* _CHALLENGE_
List the lines of this listing that hold the word "subtitle".

===== INPUT FOR THIS TASK

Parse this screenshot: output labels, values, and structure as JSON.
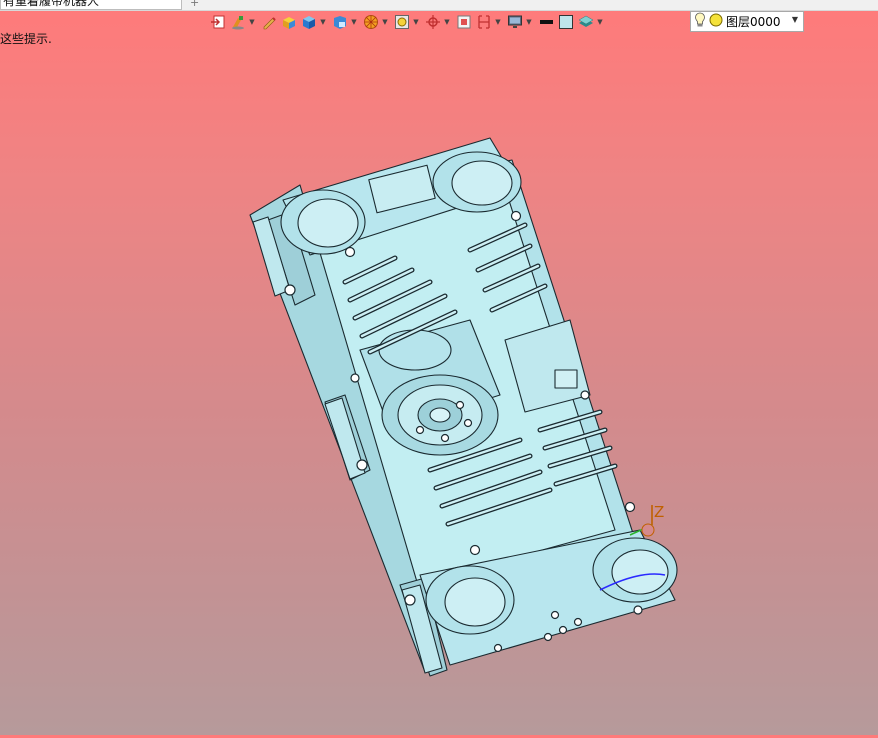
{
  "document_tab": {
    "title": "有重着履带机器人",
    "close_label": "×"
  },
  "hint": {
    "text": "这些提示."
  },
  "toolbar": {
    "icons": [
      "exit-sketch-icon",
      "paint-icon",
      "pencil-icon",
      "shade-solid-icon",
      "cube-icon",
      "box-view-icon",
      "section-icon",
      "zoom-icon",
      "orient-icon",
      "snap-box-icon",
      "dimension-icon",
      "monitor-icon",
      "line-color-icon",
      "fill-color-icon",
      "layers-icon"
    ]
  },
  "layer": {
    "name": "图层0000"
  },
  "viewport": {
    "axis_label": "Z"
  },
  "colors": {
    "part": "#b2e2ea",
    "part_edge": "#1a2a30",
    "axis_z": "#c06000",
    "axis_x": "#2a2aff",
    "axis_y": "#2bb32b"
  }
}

==========
===== INPUT FOR THIS TASK

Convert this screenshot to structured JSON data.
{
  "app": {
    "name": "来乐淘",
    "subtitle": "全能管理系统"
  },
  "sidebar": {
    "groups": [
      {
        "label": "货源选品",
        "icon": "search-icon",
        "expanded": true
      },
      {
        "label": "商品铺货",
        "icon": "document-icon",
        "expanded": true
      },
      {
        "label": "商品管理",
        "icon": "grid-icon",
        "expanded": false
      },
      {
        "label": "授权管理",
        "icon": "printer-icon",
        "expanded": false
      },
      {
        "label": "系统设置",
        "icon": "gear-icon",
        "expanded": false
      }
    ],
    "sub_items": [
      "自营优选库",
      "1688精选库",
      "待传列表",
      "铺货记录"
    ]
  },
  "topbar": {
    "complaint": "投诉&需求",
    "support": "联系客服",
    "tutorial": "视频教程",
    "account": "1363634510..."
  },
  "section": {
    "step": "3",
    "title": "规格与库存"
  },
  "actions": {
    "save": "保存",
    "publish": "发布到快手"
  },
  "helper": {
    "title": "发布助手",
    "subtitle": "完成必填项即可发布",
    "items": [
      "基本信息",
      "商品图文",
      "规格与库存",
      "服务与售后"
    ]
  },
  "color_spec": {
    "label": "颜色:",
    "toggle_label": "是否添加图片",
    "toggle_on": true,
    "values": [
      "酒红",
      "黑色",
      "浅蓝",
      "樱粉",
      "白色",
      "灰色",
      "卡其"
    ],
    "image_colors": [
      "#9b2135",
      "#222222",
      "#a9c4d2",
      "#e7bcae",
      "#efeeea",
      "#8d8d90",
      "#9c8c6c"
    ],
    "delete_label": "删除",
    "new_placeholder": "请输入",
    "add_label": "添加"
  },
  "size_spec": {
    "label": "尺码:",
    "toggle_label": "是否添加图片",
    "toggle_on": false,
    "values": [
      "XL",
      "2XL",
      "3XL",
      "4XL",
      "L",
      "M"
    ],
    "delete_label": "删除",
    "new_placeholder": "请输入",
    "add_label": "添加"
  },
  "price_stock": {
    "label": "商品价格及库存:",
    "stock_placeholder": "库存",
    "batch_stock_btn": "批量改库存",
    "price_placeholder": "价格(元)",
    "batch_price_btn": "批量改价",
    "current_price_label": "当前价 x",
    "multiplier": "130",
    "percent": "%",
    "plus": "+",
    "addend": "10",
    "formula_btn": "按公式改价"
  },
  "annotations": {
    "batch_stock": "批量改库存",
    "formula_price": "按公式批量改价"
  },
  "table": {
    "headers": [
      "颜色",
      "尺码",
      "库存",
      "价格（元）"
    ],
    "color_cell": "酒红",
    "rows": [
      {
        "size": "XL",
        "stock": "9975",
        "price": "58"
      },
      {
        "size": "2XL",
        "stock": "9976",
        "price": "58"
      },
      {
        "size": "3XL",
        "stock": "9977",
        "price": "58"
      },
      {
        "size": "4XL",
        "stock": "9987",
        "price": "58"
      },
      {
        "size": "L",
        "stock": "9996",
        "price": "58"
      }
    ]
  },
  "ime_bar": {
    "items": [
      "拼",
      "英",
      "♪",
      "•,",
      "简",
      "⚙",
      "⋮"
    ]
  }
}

==========
===== INPUT FOR THIS TASK

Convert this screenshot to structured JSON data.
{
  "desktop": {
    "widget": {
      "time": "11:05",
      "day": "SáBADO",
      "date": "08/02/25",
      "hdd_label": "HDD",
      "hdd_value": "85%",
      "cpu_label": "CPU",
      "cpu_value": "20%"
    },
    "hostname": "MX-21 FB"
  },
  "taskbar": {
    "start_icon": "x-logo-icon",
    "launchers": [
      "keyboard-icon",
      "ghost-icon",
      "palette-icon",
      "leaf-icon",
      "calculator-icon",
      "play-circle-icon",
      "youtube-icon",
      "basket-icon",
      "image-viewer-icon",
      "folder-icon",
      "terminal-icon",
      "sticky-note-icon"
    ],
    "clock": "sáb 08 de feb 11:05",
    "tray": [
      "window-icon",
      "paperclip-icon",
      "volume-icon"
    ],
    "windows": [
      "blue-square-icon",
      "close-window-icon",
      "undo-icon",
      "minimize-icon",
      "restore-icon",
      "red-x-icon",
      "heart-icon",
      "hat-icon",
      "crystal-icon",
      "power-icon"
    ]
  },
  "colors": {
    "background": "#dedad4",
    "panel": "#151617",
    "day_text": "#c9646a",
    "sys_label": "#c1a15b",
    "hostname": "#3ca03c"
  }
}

==========

* _SOLUTION_
    "subtitle": "全能管理系统"
    "subtitle": "完成必填项即可发布",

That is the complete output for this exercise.